Recast every line of the records below as a Markdown table with two columns, "No." for the row number and "Entry" for the line itself. Leave out blank lines.

Bounding box annotations
# # # # #

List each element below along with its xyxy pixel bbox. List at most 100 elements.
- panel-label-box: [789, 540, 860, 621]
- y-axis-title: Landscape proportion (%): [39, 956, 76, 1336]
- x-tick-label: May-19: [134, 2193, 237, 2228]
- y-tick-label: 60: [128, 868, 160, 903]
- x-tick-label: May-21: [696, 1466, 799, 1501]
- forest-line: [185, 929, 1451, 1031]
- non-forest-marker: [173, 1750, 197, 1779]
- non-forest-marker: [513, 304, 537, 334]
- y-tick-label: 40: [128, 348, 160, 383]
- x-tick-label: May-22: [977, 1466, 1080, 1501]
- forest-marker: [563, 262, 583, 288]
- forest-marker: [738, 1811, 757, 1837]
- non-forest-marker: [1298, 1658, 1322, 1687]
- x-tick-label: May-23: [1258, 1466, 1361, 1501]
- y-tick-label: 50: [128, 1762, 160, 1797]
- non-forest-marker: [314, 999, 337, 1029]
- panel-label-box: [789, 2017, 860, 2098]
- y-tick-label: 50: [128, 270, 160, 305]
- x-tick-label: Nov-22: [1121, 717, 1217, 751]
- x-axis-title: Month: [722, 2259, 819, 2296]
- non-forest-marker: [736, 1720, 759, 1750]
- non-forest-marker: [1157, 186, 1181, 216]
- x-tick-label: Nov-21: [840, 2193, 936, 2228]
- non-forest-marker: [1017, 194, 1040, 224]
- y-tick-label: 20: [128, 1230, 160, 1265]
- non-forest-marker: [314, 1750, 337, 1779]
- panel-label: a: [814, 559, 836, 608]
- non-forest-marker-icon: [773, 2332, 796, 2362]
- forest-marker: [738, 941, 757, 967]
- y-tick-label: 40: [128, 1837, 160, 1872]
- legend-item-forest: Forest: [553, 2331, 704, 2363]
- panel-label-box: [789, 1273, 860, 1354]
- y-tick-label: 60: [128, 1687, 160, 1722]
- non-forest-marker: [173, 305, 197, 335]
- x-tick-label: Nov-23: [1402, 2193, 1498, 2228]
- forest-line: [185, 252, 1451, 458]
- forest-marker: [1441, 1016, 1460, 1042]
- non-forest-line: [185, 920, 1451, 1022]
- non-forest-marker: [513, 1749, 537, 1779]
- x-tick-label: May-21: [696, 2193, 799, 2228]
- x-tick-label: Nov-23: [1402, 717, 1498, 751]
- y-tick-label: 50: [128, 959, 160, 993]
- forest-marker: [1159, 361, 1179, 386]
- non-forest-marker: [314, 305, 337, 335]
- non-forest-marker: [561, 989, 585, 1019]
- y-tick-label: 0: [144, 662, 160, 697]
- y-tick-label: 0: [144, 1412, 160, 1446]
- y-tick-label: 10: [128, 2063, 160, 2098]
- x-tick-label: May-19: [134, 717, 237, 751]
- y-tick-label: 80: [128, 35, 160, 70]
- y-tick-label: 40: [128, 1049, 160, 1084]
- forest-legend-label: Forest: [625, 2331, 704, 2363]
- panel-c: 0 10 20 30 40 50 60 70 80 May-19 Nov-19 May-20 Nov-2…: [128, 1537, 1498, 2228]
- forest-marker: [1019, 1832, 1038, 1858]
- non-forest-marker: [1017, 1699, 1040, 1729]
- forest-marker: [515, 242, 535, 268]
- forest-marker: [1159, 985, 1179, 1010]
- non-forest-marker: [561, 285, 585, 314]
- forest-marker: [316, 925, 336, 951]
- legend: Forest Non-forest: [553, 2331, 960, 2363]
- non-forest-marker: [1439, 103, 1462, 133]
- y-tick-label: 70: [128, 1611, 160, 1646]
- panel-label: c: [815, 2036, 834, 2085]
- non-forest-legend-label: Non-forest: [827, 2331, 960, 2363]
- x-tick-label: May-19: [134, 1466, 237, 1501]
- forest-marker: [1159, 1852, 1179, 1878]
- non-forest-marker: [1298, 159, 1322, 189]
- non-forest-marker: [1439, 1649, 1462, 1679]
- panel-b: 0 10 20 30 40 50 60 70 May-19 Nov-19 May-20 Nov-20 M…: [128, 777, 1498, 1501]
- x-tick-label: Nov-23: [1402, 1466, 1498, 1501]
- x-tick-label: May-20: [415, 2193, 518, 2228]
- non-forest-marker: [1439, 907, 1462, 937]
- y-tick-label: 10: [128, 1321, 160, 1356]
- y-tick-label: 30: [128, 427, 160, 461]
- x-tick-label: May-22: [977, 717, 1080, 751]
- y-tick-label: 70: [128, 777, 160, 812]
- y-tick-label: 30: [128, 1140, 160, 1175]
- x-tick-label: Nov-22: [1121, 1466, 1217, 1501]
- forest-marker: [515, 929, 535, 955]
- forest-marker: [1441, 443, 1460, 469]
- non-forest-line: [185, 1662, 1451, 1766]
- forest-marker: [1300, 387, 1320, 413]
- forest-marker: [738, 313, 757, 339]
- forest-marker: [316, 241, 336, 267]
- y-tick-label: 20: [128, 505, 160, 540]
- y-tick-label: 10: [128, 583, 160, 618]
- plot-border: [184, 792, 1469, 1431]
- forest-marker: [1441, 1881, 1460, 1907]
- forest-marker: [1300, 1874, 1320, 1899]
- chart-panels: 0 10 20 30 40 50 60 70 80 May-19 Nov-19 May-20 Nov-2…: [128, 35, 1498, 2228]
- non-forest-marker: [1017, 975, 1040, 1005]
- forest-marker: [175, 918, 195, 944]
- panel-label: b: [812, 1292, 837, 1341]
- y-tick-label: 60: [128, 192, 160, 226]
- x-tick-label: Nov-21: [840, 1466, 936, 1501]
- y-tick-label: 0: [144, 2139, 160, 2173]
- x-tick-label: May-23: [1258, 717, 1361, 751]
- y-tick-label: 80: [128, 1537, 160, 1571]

# # # # #

> **SOLUTION BELOW**:
| No. | Entry |
|---|---|
| 1 | List each element below along with its xyxy pixel bbox. List at most 100 elements. |
| 2 | - panel-label-box: [789, 540, 860, 621] |
| 3 | - y-axis-title: Landscape proportion (%): [39, 956, 76, 1336] |
| 4 | - x-tick-label: May-19: [134, 2193, 237, 2228] |
| 5 | - y-tick-label: 60: [128, 868, 160, 903] |
| 6 | - x-tick-label: May-21: [696, 1466, 799, 1501] |
| 7 | - forest-line: [185, 929, 1451, 1031] |
| 8 | - non-forest-marker: [173, 1750, 197, 1779] |
| 9 | - non-forest-marker: [513, 304, 537, 334] |
| 10 | - y-tick-label: 40: [128, 348, 160, 383] |
| 11 | - x-tick-label: May-22: [977, 1466, 1080, 1501] |
| 12 | - forest-marker: [563, 262, 583, 288] |
| 13 | - forest-marker: [738, 1811, 757, 1837] |
| 14 | - non-forest-marker: [1298, 1658, 1322, 1687] |
| 15 | - x-tick-label: May-23: [1258, 1466, 1361, 1501] |
| 16 | - y-tick-label: 50: [128, 1762, 160, 1797] |
| 17 | - non-forest-marker: [314, 999, 337, 1029] |
| 18 | - panel-label-box: [789, 2017, 860, 2098] |
| 19 | - y-tick-label: 50: [128, 270, 160, 305] |
| 20 | - x-tick-label: Nov-22: [1121, 717, 1217, 751] |
| 21 | - x-axis-title: Month: [722, 2259, 819, 2296] |
| 22 | - non-forest-marker: [736, 1720, 759, 1750] |
| 23 | - non-forest-marker: [1157, 186, 1181, 216] |
| 24 | - x-tick-label: Nov-21: [840, 2193, 936, 2228] |
| 25 | - non-forest-marker: [1017, 194, 1040, 224] |
| 26 | - y-tick-label: 20: [128, 1230, 160, 1265] |
| 27 | - non-forest-marker: [314, 1750, 337, 1779] |
| 28 | - panel-label: a: [814, 559, 836, 608] |
| 29 | - non-forest-marker-icon: [773, 2332, 796, 2362] |
| 30 | - forest-marker: [738, 941, 757, 967] |
| 31 | - y-tick-label: 40: [128, 1837, 160, 1872] |
| 32 | - legend-item-forest: Forest: [553, 2331, 704, 2363] |
| 33 | - panel-label-box: [789, 1273, 860, 1354] |
| 34 | - y-tick-label: 60: [128, 1687, 160, 1722] |
| 35 | - non-forest-marker: [173, 305, 197, 335] |
| 36 | - x-tick-label: Nov-23: [1402, 2193, 1498, 2228] |
| 37 | - forest-line: [185, 252, 1451, 458] |
| 38 | - forest-marker: [1441, 1016, 1460, 1042] |
| 39 | - non-forest-line: [185, 920, 1451, 1022] |
| 40 | - non-forest-marker: [513, 1749, 537, 1779] |
| 41 | - x-tick-label: May-21: [696, 2193, 799, 2228] |
| 42 | - x-tick-label: Nov-23: [1402, 717, 1498, 751] |
| 43 | - y-tick-label: 50: [128, 959, 160, 993] |
| 44 | - forest-marker: [1159, 361, 1179, 386] |
| 45 | - non-forest-marker: [314, 305, 337, 335] |
| 46 | - non-forest-marker: [561, 989, 585, 1019] |
| 47 | - y-tick-label: 0: [144, 662, 160, 697] |
| 48 | - y-tick-label: 0: [144, 1412, 160, 1446] |
| 49 | - y-tick-label: 10: [128, 2063, 160, 2098] |
| 50 | - x-tick-label: May-19: [134, 717, 237, 751] |
| 51 | - y-tick-label: 80: [128, 35, 160, 70] |
| 52 | - y-tick-label: 40: [128, 1049, 160, 1084] |
| 53 | - forest-legend-label: Forest: [625, 2331, 704, 2363] |
| 54 | - panel-c: 0 10 20 30 40 50 60 70 80 May-19 Nov-19 May-20 Nov-2…: [128, 1537, 1498, 2228] |
| 55 | - forest-marker: [1019, 1832, 1038, 1858] |
| 56 | - non-forest-marker: [1017, 1699, 1040, 1729] |
| 57 | - forest-marker: [515, 242, 535, 268] |
| 58 | - forest-marker: [1159, 985, 1179, 1010] |
| 59 | - non-forest-marker: [561, 285, 585, 314] |
| 60 | - forest-marker: [316, 925, 336, 951] |
| 61 | - legend: Forest Non-forest: [553, 2331, 960, 2363] |
| 62 | - non-forest-marker: [1439, 103, 1462, 133] |
| 63 | - y-tick-label: 70: [128, 1611, 160, 1646] |
| 64 | - panel-label: c: [815, 2036, 834, 2085] |
| 65 | - non-forest-legend-label: Non-forest: [827, 2331, 960, 2363] |
| 66 | - x-tick-label: May-19: [134, 1466, 237, 1501] |
| 67 | - forest-marker: [1159, 1852, 1179, 1878] |
| 68 | - non-forest-marker: [1298, 159, 1322, 189] |
| 69 | - non-forest-marker: [1439, 1649, 1462, 1679] |
| 70 | - panel-b: 0 10 20 30 40 50 60 70 May-19 Nov-19 May-20 Nov-20 M…: [128, 777, 1498, 1501] |
| 71 | - x-tick-label: Nov-23: [1402, 1466, 1498, 1501] |
| 72 | - x-tick-label: May-20: [415, 2193, 518, 2228] |
| 73 | - non-forest-marker: [1439, 907, 1462, 937] |
| 74 | - y-tick-label: 10: [128, 1321, 160, 1356] |
| 75 | - y-tick-label: 30: [128, 427, 160, 461] |
| 76 | - x-tick-label: May-22: [977, 717, 1080, 751] |
| 77 | - y-tick-label: 70: [128, 777, 160, 812] |
| 78 | - y-tick-label: 30: [128, 1140, 160, 1175] |
| 79 | - x-tick-label: Nov-22: [1121, 1466, 1217, 1501] |
| 80 | - forest-marker: [515, 929, 535, 955] |
| 81 | - forest-marker: [1441, 443, 1460, 469] |
| 82 | - non-forest-line: [185, 1662, 1451, 1766] |
| 83 | - forest-marker: [1300, 387, 1320, 413] |
| 84 | - forest-marker: [738, 313, 757, 339] |
| 85 | - forest-marker: [316, 241, 336, 267] |
| 86 | - y-tick-label: 20: [128, 505, 160, 540] |
| 87 | - y-tick-label: 10: [128, 583, 160, 618] |
| 88 | - plot-border: [184, 792, 1469, 1431] |
| 89 | - forest-marker: [1441, 1881, 1460, 1907] |
| 90 | - forest-marker: [1300, 1874, 1320, 1899] |
| 91 | - chart-panels: 0 10 20 30 40 50 60 70 80 May-19 Nov-19 May-20 Nov-2…: [128, 35, 1498, 2228] |
| 92 | - non-forest-marker: [1017, 975, 1040, 1005] |
| 93 | - forest-marker: [175, 918, 195, 944] |
| 94 | - panel-label: b: [812, 1292, 837, 1341] |
| 95 | - y-tick-label: 60: [128, 192, 160, 226] |
| 96 | - x-tick-label: Nov-21: [840, 1466, 936, 1501] |
| 97 | - y-tick-label: 0: [144, 2139, 160, 2173] |
| 98 | - x-tick-label: May-23: [1258, 717, 1361, 751] |
| 99 | - y-tick-label: 80: [128, 1537, 160, 1571] |